** WORK REQUIRED **
Transcribe the full listing below exactly.

** PROVIDED DATA **
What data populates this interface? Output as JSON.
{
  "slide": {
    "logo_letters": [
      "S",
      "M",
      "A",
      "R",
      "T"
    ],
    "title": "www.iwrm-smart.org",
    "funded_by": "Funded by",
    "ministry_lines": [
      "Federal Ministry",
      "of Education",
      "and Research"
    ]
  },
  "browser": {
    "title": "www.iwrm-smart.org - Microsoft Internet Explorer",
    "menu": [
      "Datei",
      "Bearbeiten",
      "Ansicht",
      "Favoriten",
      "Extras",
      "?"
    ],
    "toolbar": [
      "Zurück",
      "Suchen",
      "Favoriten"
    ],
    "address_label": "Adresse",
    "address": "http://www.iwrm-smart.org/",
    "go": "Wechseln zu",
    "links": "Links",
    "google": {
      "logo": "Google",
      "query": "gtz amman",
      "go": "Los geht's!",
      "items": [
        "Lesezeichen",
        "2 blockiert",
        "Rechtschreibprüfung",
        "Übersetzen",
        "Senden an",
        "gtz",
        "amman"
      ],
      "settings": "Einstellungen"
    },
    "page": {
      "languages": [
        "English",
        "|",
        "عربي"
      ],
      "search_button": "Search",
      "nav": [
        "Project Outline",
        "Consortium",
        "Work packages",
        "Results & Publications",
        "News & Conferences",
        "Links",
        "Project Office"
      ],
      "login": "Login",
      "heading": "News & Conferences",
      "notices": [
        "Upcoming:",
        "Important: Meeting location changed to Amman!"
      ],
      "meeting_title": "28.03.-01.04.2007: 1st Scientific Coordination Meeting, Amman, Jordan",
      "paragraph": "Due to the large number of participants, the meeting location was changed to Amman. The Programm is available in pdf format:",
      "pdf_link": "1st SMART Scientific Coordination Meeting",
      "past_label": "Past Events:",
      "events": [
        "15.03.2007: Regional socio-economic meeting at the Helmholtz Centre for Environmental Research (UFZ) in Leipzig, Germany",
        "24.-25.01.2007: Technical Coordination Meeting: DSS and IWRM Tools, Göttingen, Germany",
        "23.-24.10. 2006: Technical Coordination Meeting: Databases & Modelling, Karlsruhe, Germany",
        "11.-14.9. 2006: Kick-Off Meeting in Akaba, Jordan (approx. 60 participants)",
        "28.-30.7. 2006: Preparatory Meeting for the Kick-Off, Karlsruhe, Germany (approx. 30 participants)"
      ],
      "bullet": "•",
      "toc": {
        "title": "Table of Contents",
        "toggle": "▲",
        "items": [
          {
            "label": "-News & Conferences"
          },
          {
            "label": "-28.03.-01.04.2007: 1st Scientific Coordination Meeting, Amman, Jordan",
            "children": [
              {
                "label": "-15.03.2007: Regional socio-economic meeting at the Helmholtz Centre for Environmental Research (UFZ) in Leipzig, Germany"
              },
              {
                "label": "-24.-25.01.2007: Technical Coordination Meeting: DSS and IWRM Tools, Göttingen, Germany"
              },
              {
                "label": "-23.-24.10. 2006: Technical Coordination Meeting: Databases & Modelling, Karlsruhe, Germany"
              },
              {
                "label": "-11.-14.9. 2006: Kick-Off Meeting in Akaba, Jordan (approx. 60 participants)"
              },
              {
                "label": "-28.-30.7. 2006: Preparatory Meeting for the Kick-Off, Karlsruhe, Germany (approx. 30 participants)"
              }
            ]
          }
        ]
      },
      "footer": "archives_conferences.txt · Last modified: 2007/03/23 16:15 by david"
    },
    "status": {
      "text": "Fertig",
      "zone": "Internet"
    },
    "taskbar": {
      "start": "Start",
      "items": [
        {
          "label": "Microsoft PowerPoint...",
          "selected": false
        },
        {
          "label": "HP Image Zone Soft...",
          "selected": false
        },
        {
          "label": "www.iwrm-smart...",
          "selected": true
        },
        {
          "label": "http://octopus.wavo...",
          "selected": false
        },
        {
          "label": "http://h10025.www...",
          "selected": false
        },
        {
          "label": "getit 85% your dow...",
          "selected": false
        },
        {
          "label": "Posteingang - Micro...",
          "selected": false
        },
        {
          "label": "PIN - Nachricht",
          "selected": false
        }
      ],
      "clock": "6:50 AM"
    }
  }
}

** FULL ANSWER **
What data populates this interface? Output as JSON.
{
  "slide": {
    "logo_letters": [
      "S",
      "M",
      "A",
      "R",
      "T"
    ],
    "title": "www.iwrm-smart.org",
    "funded_by": "Funded by",
    "ministry_lines": [
      "Federal Ministry",
      "of Education",
      "and Research"
    ]
  },
  "browser": {
    "title": "www.iwrm-smart.org - Microsoft Internet Explorer",
    "menu": [
      "Datei",
      "Bearbeiten",
      "Ansicht",
      "Favoriten",
      "Extras",
      "?"
    ],
    "toolbar": [
      "Zurück",
      "Suchen",
      "Favoriten"
    ],
    "address_label": "Adresse",
    "address": "http://www.iwrm-smart.org/",
    "go": "Wechseln zu",
    "links": "Links",
    "google": {
      "logo": "Google",
      "query": "gtz amman",
      "go": "Los geht's!",
      "items": [
        "Lesezeichen",
        "2 blockiert",
        "Rechtschreibprüfung",
        "Übersetzen",
        "Senden an",
        "gtz",
        "amman"
      ],
      "settings": "Einstellungen"
    },
    "page": {
      "languages": [
        "English",
        "|",
        "عربي"
      ],
      "search_button": "Search",
      "nav": [
        "Project Outline",
        "Consortium",
        "Work packages",
        "Results & Publications",
        "News & Conferences",
        "Links",
        "Project Office"
      ],
      "login": "Login",
      "heading": "News & Conferences",
      "notices": [
        "Upcoming:",
        "Important: Meeting location changed to Amman!"
      ],
      "meeting_title": "28.03.-01.04.2007: 1st Scientific Coordination Meeting, Amman, Jordan",
      "paragraph": "Due to the large number of participants, the meeting location was changed to Amman. The Programm is available in pdf format:",
      "pdf_link": "1st SMART Scientific Coordination Meeting",
      "past_label": "Past Events:",
      "events": [
        "15.03.2007: Regional socio-economic meeting at the Helmholtz Centre for Environmental Research (UFZ) in Leipzig, Germany",
        "24.-25.01.2007: Technical Coordination Meeting: DSS and IWRM Tools, Göttingen, Germany",
        "23.-24.10. 2006: Technical Coordination Meeting: Databases & Modelling, Karlsruhe, Germany",
        "11.-14.9. 2006: Kick-Off Meeting in Akaba, Jordan (approx. 60 participants)",
        "28.-30.7. 2006: Preparatory Meeting for the Kick-Off, Karlsruhe, Germany (approx. 30 participants)"
      ],
      "bullet": "•",
      "toc": {
        "title": "Table of Contents",
        "toggle": "▲",
        "items": [
          {
            "label": "-News & Conferences"
          },
          {
            "label": "-28.03.-01.04.2007: 1st Scientific Coordination Meeting, Amman, Jordan",
            "children": [
              {
                "label": "-15.03.2007: Regional socio-economic meeting at the Helmholtz Centre for Environmental Research (UFZ) in Leipzig, Germany"
              },
              {
                "label": "-24.-25.01.2007: Technical Coordination Meeting: DSS and IWRM Tools, Göttingen, Germany"
              },
              {
                "label": "-23.-24.10. 2006: Technical Coordination Meeting: Databases & Modelling, Karlsruhe, Germany"
              },
              {
                "label": "-11.-14.9. 2006: Kick-Off Meeting in Akaba, Jordan (approx. 60 participants)"
              },
              {
                "label": "-28.-30.7. 2006: Preparatory Meeting for the Kick-Off, Karlsruhe, Germany (approx. 30 participants)"
              }
            ]
          }
        ]
      },
      "footer": "archives_conferences.txt · Last modified: 2007/03/23 16:15 by david"
    },
    "status": {
      "text": "Fertig",
      "zone": "Internet"
    },
    "taskbar": {
      "start": "Start",
      "items": [
        {
          "label": "Microsoft PowerPoint...",
          "selected": false
        },
        {
          "label": "HP Image Zone Soft...",
          "selected": false
        },
        {
          "label": "www.iwrm-smart...",
          "selected": true
        },
        {
          "label": "http://octopus.wavo...",
          "selected": false
        },
        {
          "label": "http://h10025.www...",
          "selected": false
        },
        {
          "label": "getit 85% your dow...",
          "selected": false
        },
        {
          "label": "Posteingang - Micro...",
          "selected": false
        },
        {
          "label": "PIN - Nachricht",
          "selected": false
        }
      ],
      "clock": "6:50 AM"
    }
  }
}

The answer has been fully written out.